• _Your goal_:
Count the lines in the records below that contain the word "background", and give only that number.

>> BEGIN Records for this task

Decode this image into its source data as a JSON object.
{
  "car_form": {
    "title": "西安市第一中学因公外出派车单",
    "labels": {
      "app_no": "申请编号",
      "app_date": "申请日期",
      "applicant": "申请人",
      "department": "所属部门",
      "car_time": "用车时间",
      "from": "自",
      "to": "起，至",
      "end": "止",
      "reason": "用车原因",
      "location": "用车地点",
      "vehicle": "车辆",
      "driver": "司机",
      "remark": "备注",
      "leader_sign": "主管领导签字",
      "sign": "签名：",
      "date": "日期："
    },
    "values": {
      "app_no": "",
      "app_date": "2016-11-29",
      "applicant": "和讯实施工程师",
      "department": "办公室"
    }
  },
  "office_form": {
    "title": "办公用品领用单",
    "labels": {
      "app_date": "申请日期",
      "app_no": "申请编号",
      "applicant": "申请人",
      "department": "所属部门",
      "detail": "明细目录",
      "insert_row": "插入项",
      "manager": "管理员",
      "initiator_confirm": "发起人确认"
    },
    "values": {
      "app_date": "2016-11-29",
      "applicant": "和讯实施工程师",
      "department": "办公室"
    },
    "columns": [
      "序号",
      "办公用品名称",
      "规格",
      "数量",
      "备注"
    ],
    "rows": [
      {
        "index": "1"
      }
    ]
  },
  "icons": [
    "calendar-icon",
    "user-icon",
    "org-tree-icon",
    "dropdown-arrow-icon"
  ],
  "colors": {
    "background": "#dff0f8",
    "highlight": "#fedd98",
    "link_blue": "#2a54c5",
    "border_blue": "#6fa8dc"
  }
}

>> END Records for this task
>> BEGIN Records for this task

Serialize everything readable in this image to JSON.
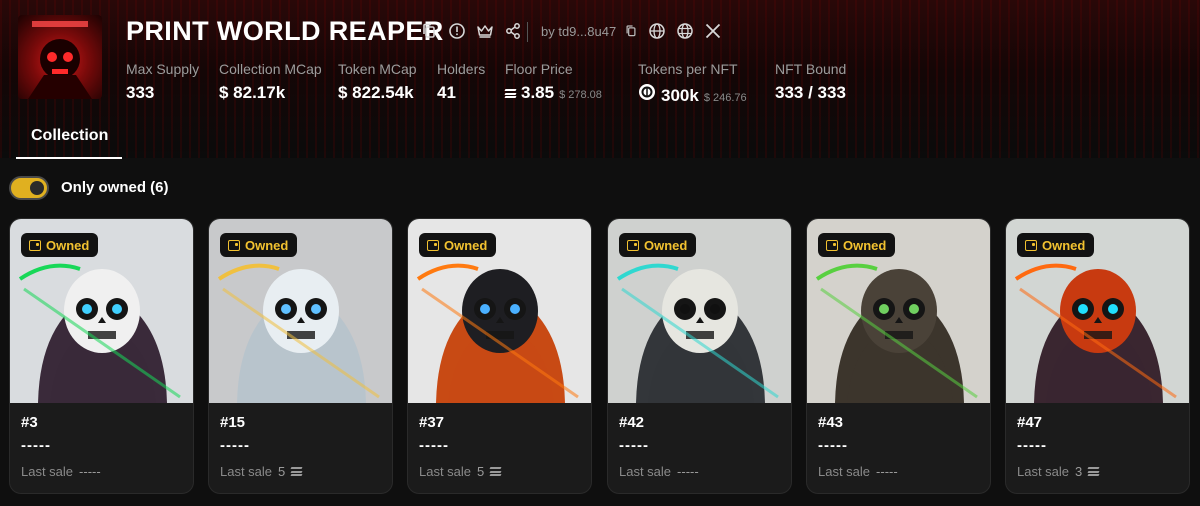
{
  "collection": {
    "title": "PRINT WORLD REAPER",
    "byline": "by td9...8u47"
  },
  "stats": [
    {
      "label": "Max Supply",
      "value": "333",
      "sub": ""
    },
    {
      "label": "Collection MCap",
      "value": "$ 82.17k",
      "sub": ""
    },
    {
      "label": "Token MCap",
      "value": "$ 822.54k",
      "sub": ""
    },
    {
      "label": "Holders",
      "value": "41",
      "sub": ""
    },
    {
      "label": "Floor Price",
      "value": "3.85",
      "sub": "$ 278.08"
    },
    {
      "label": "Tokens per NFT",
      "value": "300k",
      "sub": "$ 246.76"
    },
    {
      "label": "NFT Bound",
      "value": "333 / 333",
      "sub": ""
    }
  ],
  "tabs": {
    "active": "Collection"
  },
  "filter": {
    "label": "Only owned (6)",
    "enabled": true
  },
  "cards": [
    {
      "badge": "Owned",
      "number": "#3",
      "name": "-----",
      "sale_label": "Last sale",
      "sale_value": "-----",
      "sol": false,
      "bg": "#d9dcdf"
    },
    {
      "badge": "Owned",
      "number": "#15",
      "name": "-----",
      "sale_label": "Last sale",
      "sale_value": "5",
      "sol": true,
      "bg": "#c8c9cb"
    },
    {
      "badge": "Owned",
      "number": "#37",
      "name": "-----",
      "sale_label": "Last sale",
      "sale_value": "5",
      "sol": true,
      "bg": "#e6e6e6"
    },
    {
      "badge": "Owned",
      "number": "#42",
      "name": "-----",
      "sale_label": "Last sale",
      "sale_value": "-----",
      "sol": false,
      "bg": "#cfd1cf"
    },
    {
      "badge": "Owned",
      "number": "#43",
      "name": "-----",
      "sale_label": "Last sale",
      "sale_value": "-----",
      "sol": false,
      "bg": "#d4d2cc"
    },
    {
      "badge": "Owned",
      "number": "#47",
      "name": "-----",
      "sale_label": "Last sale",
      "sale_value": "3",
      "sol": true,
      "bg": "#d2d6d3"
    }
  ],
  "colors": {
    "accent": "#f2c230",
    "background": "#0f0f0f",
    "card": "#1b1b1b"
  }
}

>> END Records for this task
>> BEGIN Records for this task

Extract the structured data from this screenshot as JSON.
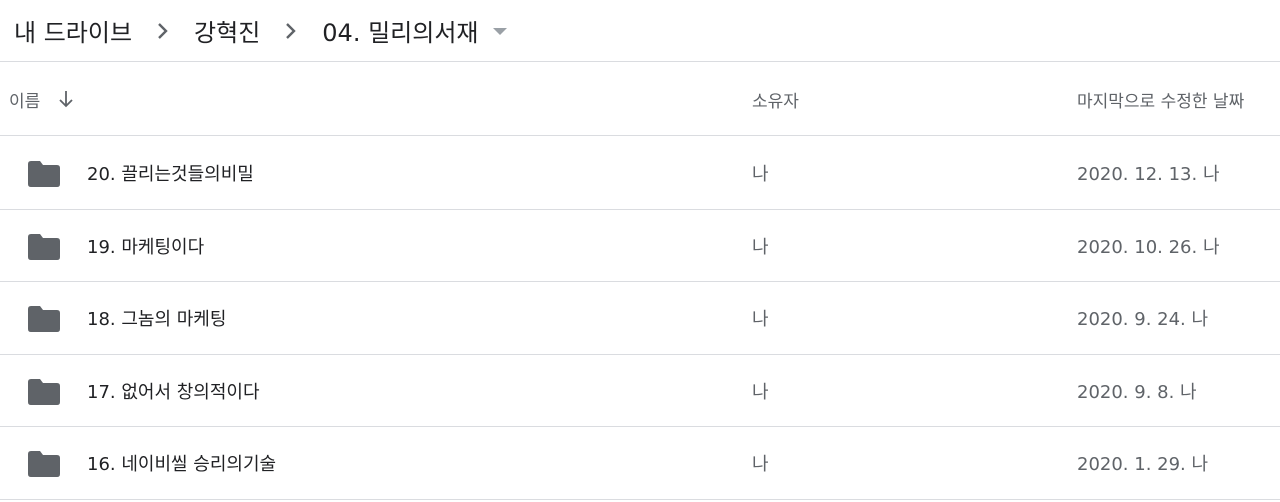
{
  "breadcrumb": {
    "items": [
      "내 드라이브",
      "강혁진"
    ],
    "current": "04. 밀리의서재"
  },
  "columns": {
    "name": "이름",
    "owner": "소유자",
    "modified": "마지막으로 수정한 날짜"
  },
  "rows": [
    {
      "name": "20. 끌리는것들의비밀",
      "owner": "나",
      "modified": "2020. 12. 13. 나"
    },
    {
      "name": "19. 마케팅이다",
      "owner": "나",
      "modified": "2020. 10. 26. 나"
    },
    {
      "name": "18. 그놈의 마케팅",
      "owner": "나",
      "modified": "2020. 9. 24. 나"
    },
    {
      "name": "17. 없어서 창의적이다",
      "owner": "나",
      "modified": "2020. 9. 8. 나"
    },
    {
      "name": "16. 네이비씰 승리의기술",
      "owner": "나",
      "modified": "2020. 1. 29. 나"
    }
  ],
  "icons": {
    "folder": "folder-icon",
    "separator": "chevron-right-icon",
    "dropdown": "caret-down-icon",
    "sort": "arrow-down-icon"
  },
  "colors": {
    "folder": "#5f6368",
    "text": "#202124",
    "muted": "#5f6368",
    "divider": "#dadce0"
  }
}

>> END Records for this task

• _Full response_:
2